▸ Supplied passage:
-=-=-=-=-
I suspect she breaks the range. I piled in on Monday and can believe my luck atm. Anyhow, who can say....63 is short term support so we'll see.


----------



## CanOz

We've had virtually no retracement from 71 ish. Got to be something of a pullback at some stage.

CanOz


----------



## Indie

Equities can probably rally today in Aust after Dow lead. So she holds for now.  But I'm not leaving this without my 20%!! So I'll wait for sub 60. Could be a long wait.....but lots unwinding yet to do so I'm confident we get there at some point.


----------



## Indie

Feeling pretty good about this right now. I'm riding this to the bottom. Sub 50 here we come.


----------



## CanOz

Indie said:


> Feeling pretty good about this right now. I'm riding this to the bottom. Sub 50 here we come.




Just keep notching down that trailing stop!


----------



## CanOz

FX already moving ahead of the bell in the US.....hang on folks!

COz


----------



## Indie

G7 have said Japan is on their own re Yen intervention. No way they can change the course of this on their own. As the Japanese economy contracts expect more carries to unwind and Yen to be repatriated. I'm still bullish Yen for now.


----------



## Kauri

decision time... or more meandering???
-=-=-=-=-
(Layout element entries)
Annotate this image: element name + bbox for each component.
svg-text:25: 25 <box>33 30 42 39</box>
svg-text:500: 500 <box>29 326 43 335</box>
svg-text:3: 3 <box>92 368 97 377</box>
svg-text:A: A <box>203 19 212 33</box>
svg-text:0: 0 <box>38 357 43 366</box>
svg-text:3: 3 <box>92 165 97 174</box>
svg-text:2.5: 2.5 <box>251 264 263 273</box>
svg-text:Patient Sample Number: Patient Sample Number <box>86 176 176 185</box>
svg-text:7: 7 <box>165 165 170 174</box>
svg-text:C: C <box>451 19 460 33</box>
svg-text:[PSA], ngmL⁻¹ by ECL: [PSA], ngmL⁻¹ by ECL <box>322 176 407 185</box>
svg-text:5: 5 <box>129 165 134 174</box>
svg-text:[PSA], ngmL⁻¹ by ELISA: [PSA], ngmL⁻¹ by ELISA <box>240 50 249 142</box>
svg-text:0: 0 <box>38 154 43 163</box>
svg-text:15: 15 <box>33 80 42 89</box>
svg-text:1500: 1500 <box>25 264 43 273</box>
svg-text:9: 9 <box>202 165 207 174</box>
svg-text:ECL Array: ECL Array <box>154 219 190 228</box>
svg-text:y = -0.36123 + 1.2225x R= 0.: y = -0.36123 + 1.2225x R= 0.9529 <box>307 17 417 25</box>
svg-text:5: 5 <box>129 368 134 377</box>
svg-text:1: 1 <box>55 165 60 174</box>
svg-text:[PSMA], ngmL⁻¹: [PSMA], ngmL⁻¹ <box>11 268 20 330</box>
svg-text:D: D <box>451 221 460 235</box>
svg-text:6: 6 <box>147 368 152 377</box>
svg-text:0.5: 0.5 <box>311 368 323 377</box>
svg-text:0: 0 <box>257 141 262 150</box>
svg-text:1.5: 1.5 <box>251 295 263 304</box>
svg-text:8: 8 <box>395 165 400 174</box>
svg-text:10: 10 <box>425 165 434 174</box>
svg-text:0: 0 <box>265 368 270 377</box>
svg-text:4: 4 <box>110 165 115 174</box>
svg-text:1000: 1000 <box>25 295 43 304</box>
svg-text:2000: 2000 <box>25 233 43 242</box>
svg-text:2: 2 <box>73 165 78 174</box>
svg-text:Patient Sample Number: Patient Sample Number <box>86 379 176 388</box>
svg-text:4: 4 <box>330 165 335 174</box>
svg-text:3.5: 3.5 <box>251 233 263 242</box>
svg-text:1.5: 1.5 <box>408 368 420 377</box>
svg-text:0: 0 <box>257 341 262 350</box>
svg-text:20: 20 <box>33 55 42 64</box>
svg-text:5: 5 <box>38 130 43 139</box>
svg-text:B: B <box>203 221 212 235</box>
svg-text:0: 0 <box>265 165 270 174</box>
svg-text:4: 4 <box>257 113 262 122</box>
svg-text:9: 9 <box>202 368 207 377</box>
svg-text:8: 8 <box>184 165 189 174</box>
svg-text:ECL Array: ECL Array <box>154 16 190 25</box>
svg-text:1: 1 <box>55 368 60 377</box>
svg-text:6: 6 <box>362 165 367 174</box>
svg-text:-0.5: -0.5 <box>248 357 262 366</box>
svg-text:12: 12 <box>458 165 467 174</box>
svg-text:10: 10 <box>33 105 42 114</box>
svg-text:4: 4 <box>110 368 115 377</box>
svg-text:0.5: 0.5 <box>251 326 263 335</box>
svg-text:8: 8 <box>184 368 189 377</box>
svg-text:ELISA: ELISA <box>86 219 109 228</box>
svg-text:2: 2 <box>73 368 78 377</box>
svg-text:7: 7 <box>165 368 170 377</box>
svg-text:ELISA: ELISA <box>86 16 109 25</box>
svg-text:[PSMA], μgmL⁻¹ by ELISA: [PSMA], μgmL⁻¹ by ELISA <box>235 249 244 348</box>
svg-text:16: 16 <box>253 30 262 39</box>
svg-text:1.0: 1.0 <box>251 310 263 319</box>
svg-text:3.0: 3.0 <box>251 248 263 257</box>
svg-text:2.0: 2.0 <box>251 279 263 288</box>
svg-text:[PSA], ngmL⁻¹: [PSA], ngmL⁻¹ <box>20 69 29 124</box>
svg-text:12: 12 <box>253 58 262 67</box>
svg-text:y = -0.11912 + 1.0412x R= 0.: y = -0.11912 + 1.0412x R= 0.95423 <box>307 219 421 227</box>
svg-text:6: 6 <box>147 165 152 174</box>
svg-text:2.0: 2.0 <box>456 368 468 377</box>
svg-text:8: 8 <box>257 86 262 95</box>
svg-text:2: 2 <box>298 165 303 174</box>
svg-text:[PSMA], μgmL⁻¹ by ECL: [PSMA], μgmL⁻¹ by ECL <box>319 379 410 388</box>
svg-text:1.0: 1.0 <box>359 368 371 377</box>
-=-=-=-=-
▸ Objective A: Rewrite the forum thread starting at "Equities can probably" and ending at "at some point.", with "Aust" changed to "Australia".
▸ Objective B: Format the rows as a numbered list, starting at the first row and ending at the line containing "svg-text:0: 0 <box>38 357 43 366</box>", with blank lines omitted.

▸ Finished answer A:
Equities can probably rally today in Australia after Dow lead. So she holds for now.  But I'm not leaving this without my 20%!! So I'll wait for sub 60. Could be a long wait.....but lots unwinding yet to do so I'm confident we get there at some point.

▸ Finished answer B:
1. Annotate this image: element name + bbox for each component.
2. svg-text:25: 25 <box>33 30 42 39</box>
3. svg-text:500: 500 <box>29 326 43 335</box>
4. svg-text:3: 3 <box>92 368 97 377</box>
5. svg-text:A: A <box>203 19 212 33</box>
6. svg-text:0: 0 <box>38 357 43 366</box>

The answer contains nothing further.